TASK
Answer these questions from the court judgment below:
(a) Under which articles of the Portuguese Civil Procedure Code were the especificacao and the questionario drawn up?
(b) On what date did the trial court dismiss the suit?
(c) Who was appointed as Local Commissioner by the learned Judicial Commissioner?

SOURCE
==========
Kashinath
S Bandekar & Ors Vs. Atmaram Vassudeva Naique & Ors [1997] INSC 290 (14
March 1997)
A.S.
ANAND, K. VENKATASWAMI
ACT:
HEADNOTE:
DR.
ANAND. J.
This
appeal by special leave is directed against the judgment and order of the High
Court of Judicature Bombay (Panaji Bench, Goa)
dated 5th of July 1990.
The
case has a checquered history but we shall refer to the facts to the extent
relevant for the purpose of disposal of this appeal. On 23rd July 1961 the predecessors of respondents
filed a Civil suit in the Court of Civil Judge (Senior Division, Bicholin) for
declaration that they are the owners and possessors of the disputed properties.
That suit was tried under the portuguese Civil procedure Code.
After
going through the pleadings and the documents and especificacao was drawn up by
the trial court besides a questionario, (issues in the case) . The especificacao
and the questionario were drawn up under Articles 515 and 516 of the portuguese
Civil procedure Code. Objections filed to the especificacao were decided on
10.3.62. Parties led evidence, both oral and documentary in support of their
respective claims. Vide judgment and order dated 27.7.67, the trial court
dismissed the suit. The plaintiffs in the suit filed a first appeal against the
judgment and order dated 27.7.67 in the court of the learned Judicial
Commissioner. After hearing the parties, the learned Judicial Commissioner
found the trial court had not applied its mind to the issue of title as also to
the effect of certain documents produced by the parties which were in the
nature of agreements. The learned Judicial Commissioner appointed Mr. Pinto Menezes,
as Local Commissioner who was to inspect the suit land, examine the documents
on the record but without recording any further evidence to submit a report,
after considering the evidence already on the record, regarding the issue of
ownership of the disputed immovable property. The Local Commissioner submitted hes
report on 8.11.69, holding that at the plaintiffs were the owners of the
immovable property known as " Bismachotembo". It was also found by
the Local Commissioner that immovable property called disputed land which lay
between the aforesaid two immovable properties, belongs to the plaintiffs in
the suit, who therefore had title to that property. The learned Judicial
Commissioner perused the report of the Local Commissioner and found that he had
not given any report on the question of possession of the property in dispute.
==========
RECORD SET
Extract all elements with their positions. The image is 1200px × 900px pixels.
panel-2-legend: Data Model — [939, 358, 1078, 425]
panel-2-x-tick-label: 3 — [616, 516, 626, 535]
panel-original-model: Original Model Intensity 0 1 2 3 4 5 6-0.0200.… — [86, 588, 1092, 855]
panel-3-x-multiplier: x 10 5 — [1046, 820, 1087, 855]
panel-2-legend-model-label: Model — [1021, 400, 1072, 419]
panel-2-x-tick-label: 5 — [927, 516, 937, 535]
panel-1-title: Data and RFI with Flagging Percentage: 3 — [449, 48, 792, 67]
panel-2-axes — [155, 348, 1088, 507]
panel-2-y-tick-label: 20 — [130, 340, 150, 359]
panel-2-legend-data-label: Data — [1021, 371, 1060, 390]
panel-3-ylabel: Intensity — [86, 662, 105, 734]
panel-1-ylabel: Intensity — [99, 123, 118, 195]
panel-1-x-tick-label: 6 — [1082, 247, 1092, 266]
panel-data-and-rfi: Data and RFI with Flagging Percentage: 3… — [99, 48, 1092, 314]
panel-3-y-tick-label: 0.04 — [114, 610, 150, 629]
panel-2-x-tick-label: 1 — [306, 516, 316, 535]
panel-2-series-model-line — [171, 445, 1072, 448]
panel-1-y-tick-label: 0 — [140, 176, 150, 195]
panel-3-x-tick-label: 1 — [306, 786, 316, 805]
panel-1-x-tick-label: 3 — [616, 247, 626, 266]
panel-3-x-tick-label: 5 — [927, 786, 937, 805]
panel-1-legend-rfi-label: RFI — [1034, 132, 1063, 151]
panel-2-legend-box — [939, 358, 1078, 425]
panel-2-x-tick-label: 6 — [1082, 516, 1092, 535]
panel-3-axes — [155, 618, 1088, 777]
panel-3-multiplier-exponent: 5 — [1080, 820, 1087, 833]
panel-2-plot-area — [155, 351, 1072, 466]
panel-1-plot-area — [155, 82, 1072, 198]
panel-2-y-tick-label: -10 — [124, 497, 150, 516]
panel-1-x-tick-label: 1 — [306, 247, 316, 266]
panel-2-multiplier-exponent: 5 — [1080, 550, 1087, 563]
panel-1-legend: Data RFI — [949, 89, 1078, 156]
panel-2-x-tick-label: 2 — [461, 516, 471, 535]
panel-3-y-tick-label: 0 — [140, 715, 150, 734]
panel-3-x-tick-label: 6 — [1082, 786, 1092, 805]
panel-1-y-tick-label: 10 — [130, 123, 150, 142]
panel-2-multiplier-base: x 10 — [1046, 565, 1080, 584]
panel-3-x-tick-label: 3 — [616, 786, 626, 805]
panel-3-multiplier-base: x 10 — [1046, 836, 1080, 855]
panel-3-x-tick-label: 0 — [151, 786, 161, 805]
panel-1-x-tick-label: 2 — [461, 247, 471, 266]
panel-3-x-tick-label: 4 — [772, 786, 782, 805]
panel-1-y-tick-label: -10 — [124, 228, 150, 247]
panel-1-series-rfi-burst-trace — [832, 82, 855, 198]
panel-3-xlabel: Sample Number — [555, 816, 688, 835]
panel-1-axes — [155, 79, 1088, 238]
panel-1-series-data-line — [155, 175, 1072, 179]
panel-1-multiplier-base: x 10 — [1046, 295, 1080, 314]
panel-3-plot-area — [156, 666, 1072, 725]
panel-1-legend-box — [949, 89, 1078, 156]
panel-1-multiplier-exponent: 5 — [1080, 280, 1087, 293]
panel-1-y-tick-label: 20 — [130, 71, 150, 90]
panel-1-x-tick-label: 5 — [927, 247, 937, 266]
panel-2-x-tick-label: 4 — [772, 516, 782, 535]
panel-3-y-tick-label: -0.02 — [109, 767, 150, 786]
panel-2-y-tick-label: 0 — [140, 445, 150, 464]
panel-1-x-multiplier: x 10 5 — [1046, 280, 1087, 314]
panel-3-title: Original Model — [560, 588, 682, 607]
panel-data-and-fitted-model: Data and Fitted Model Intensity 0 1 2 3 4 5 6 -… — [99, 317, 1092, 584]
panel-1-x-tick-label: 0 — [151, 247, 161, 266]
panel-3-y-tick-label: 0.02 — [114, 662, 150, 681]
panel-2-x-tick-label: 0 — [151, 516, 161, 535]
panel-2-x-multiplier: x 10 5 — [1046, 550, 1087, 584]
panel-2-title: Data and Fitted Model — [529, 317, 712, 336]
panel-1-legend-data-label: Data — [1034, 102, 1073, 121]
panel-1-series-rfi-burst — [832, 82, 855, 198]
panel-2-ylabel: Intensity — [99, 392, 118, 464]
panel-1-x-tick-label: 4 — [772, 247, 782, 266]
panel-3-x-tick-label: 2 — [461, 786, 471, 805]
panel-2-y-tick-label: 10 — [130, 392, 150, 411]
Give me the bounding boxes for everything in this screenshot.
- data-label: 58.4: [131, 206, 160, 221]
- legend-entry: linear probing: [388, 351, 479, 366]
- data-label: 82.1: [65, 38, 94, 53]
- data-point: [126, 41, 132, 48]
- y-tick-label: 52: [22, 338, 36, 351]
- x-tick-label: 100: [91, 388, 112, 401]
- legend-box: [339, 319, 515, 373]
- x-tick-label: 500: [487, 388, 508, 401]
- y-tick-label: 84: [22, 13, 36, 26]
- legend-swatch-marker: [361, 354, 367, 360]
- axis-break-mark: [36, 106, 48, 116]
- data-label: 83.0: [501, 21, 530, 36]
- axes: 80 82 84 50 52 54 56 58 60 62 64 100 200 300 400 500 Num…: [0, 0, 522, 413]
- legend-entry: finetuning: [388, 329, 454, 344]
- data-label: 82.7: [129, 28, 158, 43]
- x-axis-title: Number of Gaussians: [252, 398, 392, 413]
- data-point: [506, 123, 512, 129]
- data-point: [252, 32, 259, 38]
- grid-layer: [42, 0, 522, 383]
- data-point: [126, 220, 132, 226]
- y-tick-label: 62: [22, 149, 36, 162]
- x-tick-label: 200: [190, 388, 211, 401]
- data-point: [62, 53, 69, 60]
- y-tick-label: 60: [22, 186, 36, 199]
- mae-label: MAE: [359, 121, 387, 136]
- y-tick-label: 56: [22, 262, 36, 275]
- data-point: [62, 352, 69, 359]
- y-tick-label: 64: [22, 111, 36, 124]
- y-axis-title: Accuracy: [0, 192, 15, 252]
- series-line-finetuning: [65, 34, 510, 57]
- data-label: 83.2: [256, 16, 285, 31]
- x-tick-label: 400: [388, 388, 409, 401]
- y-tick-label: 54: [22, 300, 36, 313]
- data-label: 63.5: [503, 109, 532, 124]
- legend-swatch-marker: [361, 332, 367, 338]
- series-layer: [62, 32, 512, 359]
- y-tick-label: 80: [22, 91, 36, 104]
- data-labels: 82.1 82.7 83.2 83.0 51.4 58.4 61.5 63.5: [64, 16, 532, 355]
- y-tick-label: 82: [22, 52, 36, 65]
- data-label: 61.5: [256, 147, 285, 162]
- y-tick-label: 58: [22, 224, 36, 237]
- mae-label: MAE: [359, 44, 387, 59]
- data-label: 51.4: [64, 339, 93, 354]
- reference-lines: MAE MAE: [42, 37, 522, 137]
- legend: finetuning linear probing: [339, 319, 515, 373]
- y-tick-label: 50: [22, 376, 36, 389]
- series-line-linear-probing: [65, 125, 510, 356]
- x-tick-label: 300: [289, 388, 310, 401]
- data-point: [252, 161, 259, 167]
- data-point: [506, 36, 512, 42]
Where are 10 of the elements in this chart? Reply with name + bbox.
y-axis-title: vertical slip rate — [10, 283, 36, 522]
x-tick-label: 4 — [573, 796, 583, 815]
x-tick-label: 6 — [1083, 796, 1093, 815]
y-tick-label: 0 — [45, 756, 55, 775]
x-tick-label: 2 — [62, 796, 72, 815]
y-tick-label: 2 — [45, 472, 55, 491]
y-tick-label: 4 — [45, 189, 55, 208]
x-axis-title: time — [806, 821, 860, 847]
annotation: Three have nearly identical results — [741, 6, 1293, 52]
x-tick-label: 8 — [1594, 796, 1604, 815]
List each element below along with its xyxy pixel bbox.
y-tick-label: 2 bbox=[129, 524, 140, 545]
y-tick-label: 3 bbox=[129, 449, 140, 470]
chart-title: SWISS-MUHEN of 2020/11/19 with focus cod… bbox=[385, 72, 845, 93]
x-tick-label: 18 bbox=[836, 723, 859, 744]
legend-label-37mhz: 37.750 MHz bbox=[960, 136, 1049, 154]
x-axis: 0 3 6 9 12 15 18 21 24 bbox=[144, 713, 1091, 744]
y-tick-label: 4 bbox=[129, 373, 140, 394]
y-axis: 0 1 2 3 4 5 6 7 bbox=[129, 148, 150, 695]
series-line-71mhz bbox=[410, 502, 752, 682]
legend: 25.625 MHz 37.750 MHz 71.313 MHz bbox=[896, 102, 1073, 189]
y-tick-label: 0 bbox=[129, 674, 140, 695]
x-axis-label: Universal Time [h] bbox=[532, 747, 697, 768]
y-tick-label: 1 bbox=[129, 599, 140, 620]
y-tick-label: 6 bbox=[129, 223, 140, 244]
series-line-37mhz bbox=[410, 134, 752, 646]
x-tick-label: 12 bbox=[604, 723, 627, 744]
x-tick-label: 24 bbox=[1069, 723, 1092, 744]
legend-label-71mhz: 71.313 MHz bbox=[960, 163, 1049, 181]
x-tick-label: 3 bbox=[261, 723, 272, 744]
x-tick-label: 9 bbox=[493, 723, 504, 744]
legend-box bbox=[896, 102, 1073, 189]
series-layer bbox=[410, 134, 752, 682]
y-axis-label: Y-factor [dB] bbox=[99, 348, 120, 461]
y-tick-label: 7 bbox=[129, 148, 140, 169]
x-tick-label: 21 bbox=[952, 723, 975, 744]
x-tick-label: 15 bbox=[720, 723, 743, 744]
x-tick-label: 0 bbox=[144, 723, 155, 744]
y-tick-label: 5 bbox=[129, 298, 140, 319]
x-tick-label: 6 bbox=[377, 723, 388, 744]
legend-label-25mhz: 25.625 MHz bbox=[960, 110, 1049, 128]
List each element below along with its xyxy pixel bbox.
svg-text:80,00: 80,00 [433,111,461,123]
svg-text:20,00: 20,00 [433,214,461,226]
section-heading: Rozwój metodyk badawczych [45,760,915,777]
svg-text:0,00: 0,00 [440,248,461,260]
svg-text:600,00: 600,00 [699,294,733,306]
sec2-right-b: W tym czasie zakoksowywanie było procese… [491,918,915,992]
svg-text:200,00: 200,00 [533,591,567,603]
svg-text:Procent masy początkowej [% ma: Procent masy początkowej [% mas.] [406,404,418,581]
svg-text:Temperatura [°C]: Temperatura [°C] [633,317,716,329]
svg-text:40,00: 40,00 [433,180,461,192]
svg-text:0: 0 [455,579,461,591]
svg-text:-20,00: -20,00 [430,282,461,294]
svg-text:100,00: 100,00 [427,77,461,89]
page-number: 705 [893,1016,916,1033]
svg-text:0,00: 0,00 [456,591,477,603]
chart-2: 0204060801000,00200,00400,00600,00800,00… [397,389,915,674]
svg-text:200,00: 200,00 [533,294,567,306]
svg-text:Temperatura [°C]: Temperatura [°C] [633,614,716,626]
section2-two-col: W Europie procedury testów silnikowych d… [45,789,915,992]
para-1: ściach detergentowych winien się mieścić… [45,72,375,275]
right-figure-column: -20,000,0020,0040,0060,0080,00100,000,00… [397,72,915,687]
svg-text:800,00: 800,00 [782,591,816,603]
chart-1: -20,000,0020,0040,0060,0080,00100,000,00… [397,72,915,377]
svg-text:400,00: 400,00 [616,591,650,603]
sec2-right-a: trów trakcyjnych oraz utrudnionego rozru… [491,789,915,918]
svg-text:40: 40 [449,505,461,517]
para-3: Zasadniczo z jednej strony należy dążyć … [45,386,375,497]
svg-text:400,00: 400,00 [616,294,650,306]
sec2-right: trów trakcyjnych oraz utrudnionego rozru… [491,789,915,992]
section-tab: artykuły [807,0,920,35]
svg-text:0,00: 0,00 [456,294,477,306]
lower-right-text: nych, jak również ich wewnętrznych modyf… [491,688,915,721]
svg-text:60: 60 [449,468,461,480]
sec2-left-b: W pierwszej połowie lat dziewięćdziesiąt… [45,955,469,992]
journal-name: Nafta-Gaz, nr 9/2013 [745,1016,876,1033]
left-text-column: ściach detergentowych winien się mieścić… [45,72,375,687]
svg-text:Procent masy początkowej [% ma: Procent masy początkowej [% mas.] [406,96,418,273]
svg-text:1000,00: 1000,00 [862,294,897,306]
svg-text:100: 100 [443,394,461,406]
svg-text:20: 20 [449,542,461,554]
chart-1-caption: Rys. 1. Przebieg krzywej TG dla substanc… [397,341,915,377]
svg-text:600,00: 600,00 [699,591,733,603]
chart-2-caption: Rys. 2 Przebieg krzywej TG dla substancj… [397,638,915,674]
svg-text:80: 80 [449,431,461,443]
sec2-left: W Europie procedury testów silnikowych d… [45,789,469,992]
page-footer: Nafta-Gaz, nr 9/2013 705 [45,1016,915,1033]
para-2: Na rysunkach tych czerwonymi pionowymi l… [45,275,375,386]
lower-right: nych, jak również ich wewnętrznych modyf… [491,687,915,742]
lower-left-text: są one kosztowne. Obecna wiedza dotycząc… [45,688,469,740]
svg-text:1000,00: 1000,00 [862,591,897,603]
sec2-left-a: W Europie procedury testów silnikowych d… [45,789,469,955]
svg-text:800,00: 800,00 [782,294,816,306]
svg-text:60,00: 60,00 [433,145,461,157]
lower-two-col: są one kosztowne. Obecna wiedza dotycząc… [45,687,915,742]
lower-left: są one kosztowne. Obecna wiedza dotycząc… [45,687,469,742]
==========
PROBLEM SOLUTION
(a) Articles 515 and 516
(b) 27.7.67
(c) Mr. Pinto Menezes